[Begin]
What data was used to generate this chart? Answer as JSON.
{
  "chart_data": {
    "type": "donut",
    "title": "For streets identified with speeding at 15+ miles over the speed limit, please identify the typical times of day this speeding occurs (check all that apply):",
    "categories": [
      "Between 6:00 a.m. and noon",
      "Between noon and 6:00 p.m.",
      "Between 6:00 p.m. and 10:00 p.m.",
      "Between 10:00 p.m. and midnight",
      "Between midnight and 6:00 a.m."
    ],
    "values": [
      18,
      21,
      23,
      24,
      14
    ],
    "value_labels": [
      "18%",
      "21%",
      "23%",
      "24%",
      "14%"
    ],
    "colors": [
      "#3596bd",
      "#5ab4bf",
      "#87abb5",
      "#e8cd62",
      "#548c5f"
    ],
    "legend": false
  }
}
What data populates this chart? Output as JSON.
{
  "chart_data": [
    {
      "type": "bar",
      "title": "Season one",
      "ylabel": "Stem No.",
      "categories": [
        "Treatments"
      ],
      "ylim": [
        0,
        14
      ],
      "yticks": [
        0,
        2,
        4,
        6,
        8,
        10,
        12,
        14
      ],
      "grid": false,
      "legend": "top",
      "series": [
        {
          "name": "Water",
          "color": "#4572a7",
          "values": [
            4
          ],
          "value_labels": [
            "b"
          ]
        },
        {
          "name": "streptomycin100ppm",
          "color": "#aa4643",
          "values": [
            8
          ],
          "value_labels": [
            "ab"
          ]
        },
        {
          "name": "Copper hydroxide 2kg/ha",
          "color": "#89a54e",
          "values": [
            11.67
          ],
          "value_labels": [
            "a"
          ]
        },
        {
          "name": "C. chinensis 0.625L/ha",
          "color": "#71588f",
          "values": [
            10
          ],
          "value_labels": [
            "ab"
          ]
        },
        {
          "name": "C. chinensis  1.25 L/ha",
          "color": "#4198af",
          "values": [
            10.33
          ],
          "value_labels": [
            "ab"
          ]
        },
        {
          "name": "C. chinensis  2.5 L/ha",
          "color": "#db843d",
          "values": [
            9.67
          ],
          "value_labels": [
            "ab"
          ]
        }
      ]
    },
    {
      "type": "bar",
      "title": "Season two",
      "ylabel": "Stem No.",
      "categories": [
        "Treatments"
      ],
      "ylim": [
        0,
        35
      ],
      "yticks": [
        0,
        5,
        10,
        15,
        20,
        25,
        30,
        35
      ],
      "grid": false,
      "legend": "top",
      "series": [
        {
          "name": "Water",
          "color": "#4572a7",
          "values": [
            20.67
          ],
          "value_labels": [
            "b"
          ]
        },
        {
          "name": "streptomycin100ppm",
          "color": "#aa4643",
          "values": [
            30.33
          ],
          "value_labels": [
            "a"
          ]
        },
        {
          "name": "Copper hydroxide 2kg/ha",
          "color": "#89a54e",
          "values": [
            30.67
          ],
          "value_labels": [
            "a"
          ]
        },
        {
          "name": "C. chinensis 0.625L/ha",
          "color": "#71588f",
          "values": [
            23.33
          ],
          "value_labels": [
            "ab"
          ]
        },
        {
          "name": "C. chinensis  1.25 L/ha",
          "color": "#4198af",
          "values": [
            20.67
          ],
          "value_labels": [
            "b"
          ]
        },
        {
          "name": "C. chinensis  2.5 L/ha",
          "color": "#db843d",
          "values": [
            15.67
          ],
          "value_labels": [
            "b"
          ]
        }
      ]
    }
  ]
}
[End]
§ **Work to be completed**: Reproduce all the records precisely.

§ **Solution to the exercise**:
What data was used to generate this chart? Answer as JSON.
{
  "chart_data": {
    "type": "donut",
    "title": "For streets identified with speeding at 15+ miles over the speed limit, please identify the typical times of day this speeding occurs (check all that apply):",
    "categories": [
      "Between 6:00 a.m. and noon",
      "Between noon and 6:00 p.m.",
      "Between 6:00 p.m. and 10:00 p.m.",
      "Between 10:00 p.m. and midnight",
      "Between midnight and 6:00 a.m."
    ],
    "values": [
      18,
      21,
      23,
      24,
      14
    ],
    "value_labels": [
      "18%",
      "21%",
      "23%",
      "24%",
      "14%"
    ],
    "colors": [
      "#3596bd",
      "#5ab4bf",
      "#87abb5",
      "#e8cd62",
      "#548c5f"
    ],
    "legend": false
  }
}
What data populates this chart? Output as JSON.
{
  "chart_data": [
    {
      "type": "bar",
      "title": "Season one",
      "ylabel": "Stem No.",
      "categories": [
        "Treatments"
      ],
      "ylim": [
        0,
        14
      ],
      "yticks": [
        0,
        2,
        4,
        6,
        8,
        10,
        12,
        14
      ],
      "grid": false,
      "legend": "top",
      "series": [
        {
          "name": "Water",
          "color": "#4572a7",
          "values": [
            4
          ],
          "value_labels": [
            "b"
          ]
        },
        {
          "name": "streptomycin100ppm",
          "color": "#aa4643",
          "values": [
            8
          ],
          "value_labels": [
            "ab"
          ]
        },
        {
          "name": "Copper hydroxide 2kg/ha",
          "color": "#89a54e",
          "values": [
            11.67
          ],
          "value_labels": [
            "a"
          ]
        },
        {
          "name": "C. chinensis 0.625L/ha",
          "color": "#71588f",
          "values": [
            10
          ],
          "value_labels": [
            "ab"
          ]
        },
        {
          "name": "C. chinensis  1.25 L/ha",
          "color": "#4198af",
          "values": [
            10.33
          ],
          "value_labels": [
            "ab"
          ]
        },
        {
          "name": "C. chinensis  2.5 L/ha",
          "color": "#db843d",
          "values": [
            9.67
          ],
          "value_labels": [
            "ab"
          ]
        }
      ]
    },
    {
      "type": "bar",
      "title": "Season two",
      "ylabel": "Stem No.",
      "categories": [
        "Treatments"
      ],
      "ylim": [
        0,
        35
      ],
      "yticks": [
        0,
        5,
        10,
        15,
        20,
        25,
        30,
        35
      ],
      "grid": false,
      "legend": "top",
      "series": [
        {
          "name": "Water",
          "color": "#4572a7",
          "values": [
            20.67
          ],
          "value_labels": [
            "b"
          ]
        },
        {
          "name": "streptomycin100ppm",
          "color": "#aa4643",
          "values": [
            30.33
          ],
          "value_labels": [
            "a"
          ]
        },
        {
          "name": "Copper hydroxide 2kg/ha",
          "color": "#89a54e",
          "values": [
            30.67
          ],
          "value_labels": [
            "a"
          ]
        },
        {
          "name": "C. chinensis 0.625L/ha",
          "color": "#71588f",
          "values": [
            23.33
          ],
          "value_labels": [
            "ab"
          ]
        },
        {
          "name": "C. chinensis  1.25 L/ha",
          "color": "#4198af",
          "values": [
            20.67
          ],
          "value_labels": [
            "b"
          ]
        },
        {
          "name": "C. chinensis  2.5 L/ha",
          "color": "#db843d",
          "values": [
            15.67
          ],
          "value_labels": [
            "b"
          ]
        }
      ]
    }
  ]
}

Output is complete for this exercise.